SHORT TASK
Every entry needs to be reproduced exactly.

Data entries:
---+---
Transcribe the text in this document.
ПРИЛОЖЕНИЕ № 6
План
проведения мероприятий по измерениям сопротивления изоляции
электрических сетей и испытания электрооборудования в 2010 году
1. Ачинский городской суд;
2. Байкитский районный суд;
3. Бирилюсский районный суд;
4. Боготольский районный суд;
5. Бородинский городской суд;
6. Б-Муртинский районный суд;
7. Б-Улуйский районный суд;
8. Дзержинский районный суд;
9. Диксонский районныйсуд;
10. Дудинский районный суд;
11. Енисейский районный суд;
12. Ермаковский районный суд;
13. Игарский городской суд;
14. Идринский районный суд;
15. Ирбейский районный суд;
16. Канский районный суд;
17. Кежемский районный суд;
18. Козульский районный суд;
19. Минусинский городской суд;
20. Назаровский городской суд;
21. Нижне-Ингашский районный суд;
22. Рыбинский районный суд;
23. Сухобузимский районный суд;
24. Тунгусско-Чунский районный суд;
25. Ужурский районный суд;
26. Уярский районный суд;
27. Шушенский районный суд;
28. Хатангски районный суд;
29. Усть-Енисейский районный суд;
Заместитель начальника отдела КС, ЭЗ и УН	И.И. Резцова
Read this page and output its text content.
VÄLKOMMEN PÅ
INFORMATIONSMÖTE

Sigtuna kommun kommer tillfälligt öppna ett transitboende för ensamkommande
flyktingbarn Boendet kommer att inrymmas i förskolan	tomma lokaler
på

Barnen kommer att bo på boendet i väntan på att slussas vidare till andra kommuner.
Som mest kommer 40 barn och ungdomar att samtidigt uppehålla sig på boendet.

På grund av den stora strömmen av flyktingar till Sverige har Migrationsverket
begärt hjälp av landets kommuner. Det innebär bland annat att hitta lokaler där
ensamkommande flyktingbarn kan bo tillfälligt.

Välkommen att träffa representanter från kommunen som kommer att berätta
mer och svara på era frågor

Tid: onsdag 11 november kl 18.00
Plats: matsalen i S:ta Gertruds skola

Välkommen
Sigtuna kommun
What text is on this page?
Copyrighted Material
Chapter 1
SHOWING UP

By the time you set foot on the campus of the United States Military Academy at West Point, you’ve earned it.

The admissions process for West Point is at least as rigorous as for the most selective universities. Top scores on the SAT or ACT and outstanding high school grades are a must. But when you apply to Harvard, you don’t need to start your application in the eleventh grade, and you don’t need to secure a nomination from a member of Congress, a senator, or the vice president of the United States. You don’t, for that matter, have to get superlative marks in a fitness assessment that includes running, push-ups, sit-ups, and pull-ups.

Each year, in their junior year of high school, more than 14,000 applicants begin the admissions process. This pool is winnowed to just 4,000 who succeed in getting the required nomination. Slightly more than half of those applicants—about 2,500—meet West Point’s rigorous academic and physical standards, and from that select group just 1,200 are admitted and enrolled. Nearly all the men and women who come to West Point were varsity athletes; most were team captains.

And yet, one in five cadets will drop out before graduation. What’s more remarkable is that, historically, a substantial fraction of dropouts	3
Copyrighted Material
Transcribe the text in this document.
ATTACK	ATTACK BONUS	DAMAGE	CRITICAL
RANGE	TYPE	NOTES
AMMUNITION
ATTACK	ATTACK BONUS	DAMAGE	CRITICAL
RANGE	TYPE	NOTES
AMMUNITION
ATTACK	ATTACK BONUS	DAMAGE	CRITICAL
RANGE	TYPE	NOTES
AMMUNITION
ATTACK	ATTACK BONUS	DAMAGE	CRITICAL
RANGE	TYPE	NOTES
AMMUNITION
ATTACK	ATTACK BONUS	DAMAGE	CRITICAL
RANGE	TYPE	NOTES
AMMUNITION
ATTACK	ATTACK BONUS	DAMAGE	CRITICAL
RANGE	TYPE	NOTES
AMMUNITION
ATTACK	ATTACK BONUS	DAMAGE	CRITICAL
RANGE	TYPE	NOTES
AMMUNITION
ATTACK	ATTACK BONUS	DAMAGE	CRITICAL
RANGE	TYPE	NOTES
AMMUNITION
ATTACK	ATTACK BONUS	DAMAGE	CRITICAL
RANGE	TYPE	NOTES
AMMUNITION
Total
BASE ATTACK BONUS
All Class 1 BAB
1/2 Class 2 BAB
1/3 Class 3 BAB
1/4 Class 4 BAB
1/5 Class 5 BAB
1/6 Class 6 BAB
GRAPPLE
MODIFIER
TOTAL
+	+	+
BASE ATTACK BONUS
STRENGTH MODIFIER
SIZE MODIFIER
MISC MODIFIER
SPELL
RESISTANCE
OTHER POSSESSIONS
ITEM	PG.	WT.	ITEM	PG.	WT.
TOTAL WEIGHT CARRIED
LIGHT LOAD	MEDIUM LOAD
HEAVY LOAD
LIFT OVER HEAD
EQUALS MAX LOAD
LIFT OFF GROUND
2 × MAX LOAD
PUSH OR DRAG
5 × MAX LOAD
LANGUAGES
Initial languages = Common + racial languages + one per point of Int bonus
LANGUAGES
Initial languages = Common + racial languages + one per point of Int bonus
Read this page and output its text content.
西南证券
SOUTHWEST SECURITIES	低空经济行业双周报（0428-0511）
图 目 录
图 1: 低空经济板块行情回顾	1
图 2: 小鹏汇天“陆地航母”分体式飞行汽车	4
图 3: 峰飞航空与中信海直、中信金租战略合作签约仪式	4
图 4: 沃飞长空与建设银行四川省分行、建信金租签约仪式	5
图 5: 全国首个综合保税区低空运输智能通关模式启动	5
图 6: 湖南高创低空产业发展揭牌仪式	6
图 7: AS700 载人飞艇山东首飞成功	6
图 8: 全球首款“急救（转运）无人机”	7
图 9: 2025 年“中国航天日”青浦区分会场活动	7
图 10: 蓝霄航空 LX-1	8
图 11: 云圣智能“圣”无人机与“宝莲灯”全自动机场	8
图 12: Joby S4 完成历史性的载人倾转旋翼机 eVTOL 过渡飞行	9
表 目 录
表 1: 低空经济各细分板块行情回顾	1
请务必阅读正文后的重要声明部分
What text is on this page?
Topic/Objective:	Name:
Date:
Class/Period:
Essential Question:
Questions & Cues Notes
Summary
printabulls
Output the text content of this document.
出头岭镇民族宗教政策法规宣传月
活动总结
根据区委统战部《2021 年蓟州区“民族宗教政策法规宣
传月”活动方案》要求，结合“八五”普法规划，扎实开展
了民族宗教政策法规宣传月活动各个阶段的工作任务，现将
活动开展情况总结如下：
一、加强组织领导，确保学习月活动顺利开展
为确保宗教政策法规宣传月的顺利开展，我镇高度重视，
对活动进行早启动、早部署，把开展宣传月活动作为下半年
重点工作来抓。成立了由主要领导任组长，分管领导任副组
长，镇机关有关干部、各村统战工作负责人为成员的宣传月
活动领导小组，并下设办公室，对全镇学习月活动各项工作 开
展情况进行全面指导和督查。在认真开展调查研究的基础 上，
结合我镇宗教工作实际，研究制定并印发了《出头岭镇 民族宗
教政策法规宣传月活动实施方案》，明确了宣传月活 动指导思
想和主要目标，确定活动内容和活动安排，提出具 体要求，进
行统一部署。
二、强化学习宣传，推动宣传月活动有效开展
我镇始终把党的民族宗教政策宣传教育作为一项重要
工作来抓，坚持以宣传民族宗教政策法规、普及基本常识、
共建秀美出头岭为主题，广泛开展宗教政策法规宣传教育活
---+---
TASK SOLUTION
Transcribe the text in this document.
ПРИЛОЖЕНИЕ № 6
План
проведения мероприятий по измерениям сопротивления изоляции
электрических сетей и испытания электрооборудования в 2010 году
1. Ачинский городской суд;
2. Байкитский районный суд;
3. Бирилюсский районный суд;
4. Боготольский районный суд;
5. Бородинский городской суд;
6. Б-Муртинский районный суд;
7. Б-Улуйский районный суд;
8. Дзержинский районный суд;
9. Диксонский районныйсуд;
10. Дудинский районный суд;
11. Енисейский районный суд;
12. Ермаковский районный суд;
13. Игарский городской суд;
14. Идринский районный суд;
15. Ирбейский районный суд;
16. Канский районный суд;
17. Кежемский районный суд;
18. Козульский районный суд;
19. Минусинский городской суд;
20. Назаровский городской суд;
21. Нижне-Ингашский районный суд;
22. Рыбинский районный суд;
23. Сухобузимский районный суд;
24. Тунгусско-Чунский районный суд;
25. Ужурский районный суд;
26. Уярский районный суд;
27. Шушенский районный суд;
28. Хатангски районный суд;
29. Усть-Енисейский районный суд;
Заместитель начальника отдела КС, ЭЗ и УН	И.И. Резцова
Read this page and output its text content.
VÄLKOMMEN PÅ
INFORMATIONSMÖTE

Sigtuna kommun kommer tillfälligt öppna ett transitboende för ensamkommande
flyktingbarn Boendet kommer att inrymmas i förskolan	tomma lokaler
på

Barnen kommer att bo på boendet i väntan på att slussas vidare till andra kommuner.
Som mest kommer 40 barn och ungdomar att samtidigt uppehålla sig på boendet.

På grund av den stora strömmen av flyktingar till Sverige har Migrationsverket
begärt hjälp av landets kommuner. Det innebär bland annat att hitta lokaler där
ensamkommande flyktingbarn kan bo tillfälligt.

Välkommen att träffa representanter från kommunen som kommer att berätta
mer och svara på era frågor

Tid: onsdag 11 november kl 18.00
Plats: matsalen i S:ta Gertruds skola

Välkommen
Sigtuna kommun
What text is on this page?
Copyrighted Material
Chapter 1
SHOWING UP

By the time you set foot on the campus of the United States Military Academy at West Point, you’ve earned it.

The admissions process for West Point is at least as rigorous as for the most selective universities. Top scores on the SAT or ACT and outstanding high school grades are a must. But when you apply to Harvard, you don’t need to start your application in the eleventh grade, and you don’t need to secure a nomination from a member of Congress, a senator, or the vice president of the United States. You don’t, for that matter, have to get superlative marks in a fitness assessment that includes running, push-ups, sit-ups, and pull-ups.

Each year, in their junior year of high school, more than 14,000 applicants begin the admissions process. This pool is winnowed to just 4,000 who succeed in getting the required nomination. Slightly more than half of those applicants—about 2,500—meet West Point’s rigorous academic and physical standards, and from that select group just 1,200 are admitted and enrolled. Nearly all the men and women who come to West Point were varsity athletes; most were team captains.

And yet, one in five cadets will drop out before graduation. What’s more remarkable is that, historically, a substantial fraction of dropouts	3
Copyrighted Material
Transcribe the text in this document.
ATTACK	ATTACK BONUS	DAMAGE	CRITICAL
RANGE	TYPE	NOTES
AMMUNITION
ATTACK	ATTACK BONUS	DAMAGE	CRITICAL
RANGE	TYPE	NOTES
AMMUNITION
ATTACK	ATTACK BONUS	DAMAGE	CRITICAL
RANGE	TYPE	NOTES
AMMUNITION
ATTACK	ATTACK BONUS	DAMAGE	CRITICAL
RANGE	TYPE	NOTES
AMMUNITION
ATTACK	ATTACK BONUS	DAMAGE	CRITICAL
RANGE	TYPE	NOTES
AMMUNITION
ATTACK	ATTACK BONUS	DAMAGE	CRITICAL
RANGE	TYPE	NOTES
AMMUNITION
ATTACK	ATTACK BONUS	DAMAGE	CRITICAL
RANGE	TYPE	NOTES
AMMUNITION
ATTACK	ATTACK BONUS	DAMAGE	CRITICAL
RANGE	TYPE	NOTES
AMMUNITION
ATTACK	ATTACK BONUS	DAMAGE	CRITICAL
RANGE	TYPE	NOTES
AMMUNITION
Total
BASE ATTACK BONUS
All Class 1 BAB
1/2 Class 2 BAB
1/3 Class 3 BAB
1/4 Class 4 BAB
1/5 Class 5 BAB
1/6 Class 6 BAB
GRAPPLE
MODIFIER
TOTAL
+	+	+
BASE ATTACK BONUS
STRENGTH MODIFIER
SIZE MODIFIER
MISC MODIFIER
SPELL
RESISTANCE
OTHER POSSESSIONS
ITEM	PG.	WT.	ITEM	PG.	WT.
TOTAL WEIGHT CARRIED
LIGHT LOAD	MEDIUM LOAD
HEAVY LOAD
LIFT OVER HEAD
EQUALS MAX LOAD
LIFT OFF GROUND
2 × MAX LOAD
PUSH OR DRAG
5 × MAX LOAD
LANGUAGES
Initial languages = Common + racial languages + one per point of Int bonus
LANGUAGES
Initial languages = Common + racial languages + one per point of Int bonus
Read this page and output its text content.
西南证券
SOUTHWEST SECURITIES	低空经济行业双周报（0428-0511）
图 目 录
图 1: 低空经济板块行情回顾	1
图 2: 小鹏汇天“陆地航母”分体式飞行汽车	4
图 3: 峰飞航空与中信海直、中信金租战略合作签约仪式	4
图 4: 沃飞长空与建设银行四川省分行、建信金租签约仪式	5
图 5: 全国首个综合保税区低空运输智能通关模式启动	5
图 6: 湖南高创低空产业发展揭牌仪式	6
图 7: AS700 载人飞艇山东首飞成功	6
图 8: 全球首款“急救（转运）无人机”	7
图 9: 2025 年“中国航天日”青浦区分会场活动	7
图 10: 蓝霄航空 LX-1	8
图 11: 云圣智能“圣”无人机与“宝莲灯”全自动机场	8
图 12: Joby S4 完成历史性的载人倾转旋翼机 eVTOL 过渡飞行	9
表 目 录
表 1: 低空经济各细分板块行情回顾	1
请务必阅读正文后的重要声明部分
What text is on this page?
Topic/Objective:	Name:
Date:
Class/Period:
Essential Question:
Questions & Cues Notes
Summary
printabulls
Output the text content of this document.
出头岭镇民族宗教政策法规宣传月
活动总结
根据区委统战部《2021 年蓟州区“民族宗教政策法规宣
传月”活动方案》要求，结合“八五”普法规划，扎实开展
了民族宗教政策法规宣传月活动各个阶段的工作任务，现将
活动开展情况总结如下：
一、加强组织领导，确保学习月活动顺利开展
为确保宗教政策法规宣传月的顺利开展，我镇高度重视，
对活动进行早启动、早部署，把开展宣传月活动作为下半年
重点工作来抓。成立了由主要领导任组长，分管领导任副组
长，镇机关有关干部、各村统战工作负责人为成员的宣传月
活动领导小组，并下设办公室，对全镇学习月活动各项工作 开
展情况进行全面指导和督查。在认真开展调查研究的基础 上，
结合我镇宗教工作实际，研究制定并印发了《出头岭镇 民族宗
教政策法规宣传月活动实施方案》，明确了宣传月活 动指导思
想和主要目标，确定活动内容和活动安排，提出具 体要求，进
行统一部署。
二、强化学习宣传，推动宣传月活动有效开展
我镇始终把党的民族宗教政策宣传教育作为一项重要
工作来抓，坚持以宣传民族宗教政策法规、普及基本常识、
共建秀美出头岭为主题，广泛开展宗教政策法规宣传教育活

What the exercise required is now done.